Stored entries

____

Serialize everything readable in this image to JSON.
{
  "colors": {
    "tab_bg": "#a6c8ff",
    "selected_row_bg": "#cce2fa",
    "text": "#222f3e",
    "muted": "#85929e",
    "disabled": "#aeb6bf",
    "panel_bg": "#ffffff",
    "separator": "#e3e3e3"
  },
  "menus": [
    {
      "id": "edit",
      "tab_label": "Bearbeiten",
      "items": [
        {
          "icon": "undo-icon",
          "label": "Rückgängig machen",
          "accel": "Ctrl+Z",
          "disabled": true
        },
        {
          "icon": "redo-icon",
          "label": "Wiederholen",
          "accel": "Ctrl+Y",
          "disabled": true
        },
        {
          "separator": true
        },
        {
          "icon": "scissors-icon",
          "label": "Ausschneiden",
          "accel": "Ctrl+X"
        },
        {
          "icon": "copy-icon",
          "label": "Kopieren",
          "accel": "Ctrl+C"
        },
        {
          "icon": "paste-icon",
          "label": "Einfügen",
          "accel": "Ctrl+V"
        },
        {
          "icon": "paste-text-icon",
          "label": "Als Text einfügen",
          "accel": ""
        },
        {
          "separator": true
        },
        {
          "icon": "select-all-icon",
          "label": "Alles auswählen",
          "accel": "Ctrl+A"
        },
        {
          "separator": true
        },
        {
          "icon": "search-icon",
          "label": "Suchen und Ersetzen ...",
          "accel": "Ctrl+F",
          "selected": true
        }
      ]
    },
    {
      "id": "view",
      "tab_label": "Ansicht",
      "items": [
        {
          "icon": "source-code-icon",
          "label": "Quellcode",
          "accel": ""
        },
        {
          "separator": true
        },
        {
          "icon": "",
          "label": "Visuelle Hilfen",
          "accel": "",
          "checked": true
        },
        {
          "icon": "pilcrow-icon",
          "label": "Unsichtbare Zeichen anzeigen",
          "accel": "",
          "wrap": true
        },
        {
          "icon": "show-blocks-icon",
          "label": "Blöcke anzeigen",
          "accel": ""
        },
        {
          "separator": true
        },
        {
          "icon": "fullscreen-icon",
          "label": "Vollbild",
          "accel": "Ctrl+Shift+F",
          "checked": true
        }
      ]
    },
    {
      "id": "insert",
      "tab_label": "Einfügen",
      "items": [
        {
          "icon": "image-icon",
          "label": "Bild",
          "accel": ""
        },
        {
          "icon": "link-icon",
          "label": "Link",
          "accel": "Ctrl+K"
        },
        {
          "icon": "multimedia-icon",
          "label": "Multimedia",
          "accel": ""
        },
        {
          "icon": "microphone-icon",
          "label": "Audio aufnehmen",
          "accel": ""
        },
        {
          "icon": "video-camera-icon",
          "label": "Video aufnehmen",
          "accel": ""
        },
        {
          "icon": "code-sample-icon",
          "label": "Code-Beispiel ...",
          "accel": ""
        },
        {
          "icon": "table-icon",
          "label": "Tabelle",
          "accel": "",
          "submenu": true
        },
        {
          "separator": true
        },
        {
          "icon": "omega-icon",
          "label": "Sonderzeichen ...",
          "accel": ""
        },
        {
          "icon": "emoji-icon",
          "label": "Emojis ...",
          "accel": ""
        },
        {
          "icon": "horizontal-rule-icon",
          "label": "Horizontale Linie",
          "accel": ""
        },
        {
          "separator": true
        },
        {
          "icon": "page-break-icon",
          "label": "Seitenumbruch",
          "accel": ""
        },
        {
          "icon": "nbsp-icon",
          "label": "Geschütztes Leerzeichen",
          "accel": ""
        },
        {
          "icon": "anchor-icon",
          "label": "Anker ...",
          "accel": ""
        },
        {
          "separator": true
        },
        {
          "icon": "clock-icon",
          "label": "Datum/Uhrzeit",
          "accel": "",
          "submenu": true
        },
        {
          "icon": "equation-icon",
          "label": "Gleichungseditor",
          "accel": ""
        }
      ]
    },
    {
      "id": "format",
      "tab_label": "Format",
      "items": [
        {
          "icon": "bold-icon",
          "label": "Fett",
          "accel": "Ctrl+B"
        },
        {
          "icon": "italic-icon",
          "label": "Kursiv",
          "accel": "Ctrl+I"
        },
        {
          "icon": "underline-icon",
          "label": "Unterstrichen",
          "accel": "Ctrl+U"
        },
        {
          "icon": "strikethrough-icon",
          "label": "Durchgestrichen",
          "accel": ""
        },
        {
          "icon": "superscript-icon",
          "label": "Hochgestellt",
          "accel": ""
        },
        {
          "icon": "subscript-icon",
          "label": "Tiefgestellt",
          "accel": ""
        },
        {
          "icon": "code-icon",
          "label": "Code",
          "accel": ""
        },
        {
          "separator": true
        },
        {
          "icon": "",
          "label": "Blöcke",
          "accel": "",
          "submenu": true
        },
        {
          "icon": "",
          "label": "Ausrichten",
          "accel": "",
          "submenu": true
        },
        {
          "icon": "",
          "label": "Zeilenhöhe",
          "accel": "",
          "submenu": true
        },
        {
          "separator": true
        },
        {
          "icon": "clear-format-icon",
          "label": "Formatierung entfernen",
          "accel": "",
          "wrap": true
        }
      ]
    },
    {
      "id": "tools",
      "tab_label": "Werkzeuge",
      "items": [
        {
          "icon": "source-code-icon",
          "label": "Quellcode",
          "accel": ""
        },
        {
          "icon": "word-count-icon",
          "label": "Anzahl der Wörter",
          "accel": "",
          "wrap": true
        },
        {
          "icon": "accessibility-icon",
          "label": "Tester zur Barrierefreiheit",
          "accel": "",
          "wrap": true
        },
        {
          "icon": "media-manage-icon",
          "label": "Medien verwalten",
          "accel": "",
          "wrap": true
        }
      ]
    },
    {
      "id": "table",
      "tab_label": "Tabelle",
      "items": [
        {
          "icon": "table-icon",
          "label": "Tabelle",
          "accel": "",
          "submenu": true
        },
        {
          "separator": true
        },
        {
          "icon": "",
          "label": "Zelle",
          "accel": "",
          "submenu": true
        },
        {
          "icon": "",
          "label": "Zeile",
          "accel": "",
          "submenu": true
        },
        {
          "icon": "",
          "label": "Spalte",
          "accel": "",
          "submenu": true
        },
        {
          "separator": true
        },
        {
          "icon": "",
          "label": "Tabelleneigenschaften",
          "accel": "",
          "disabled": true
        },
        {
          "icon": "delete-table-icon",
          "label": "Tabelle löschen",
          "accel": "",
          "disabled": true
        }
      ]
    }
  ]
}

____

__Exercise instructions__
Pick out every line with the string "Blöcke" and copy it.

__Response__
          "label": "Blöcke anzeigen",
          "label": "Blöcke",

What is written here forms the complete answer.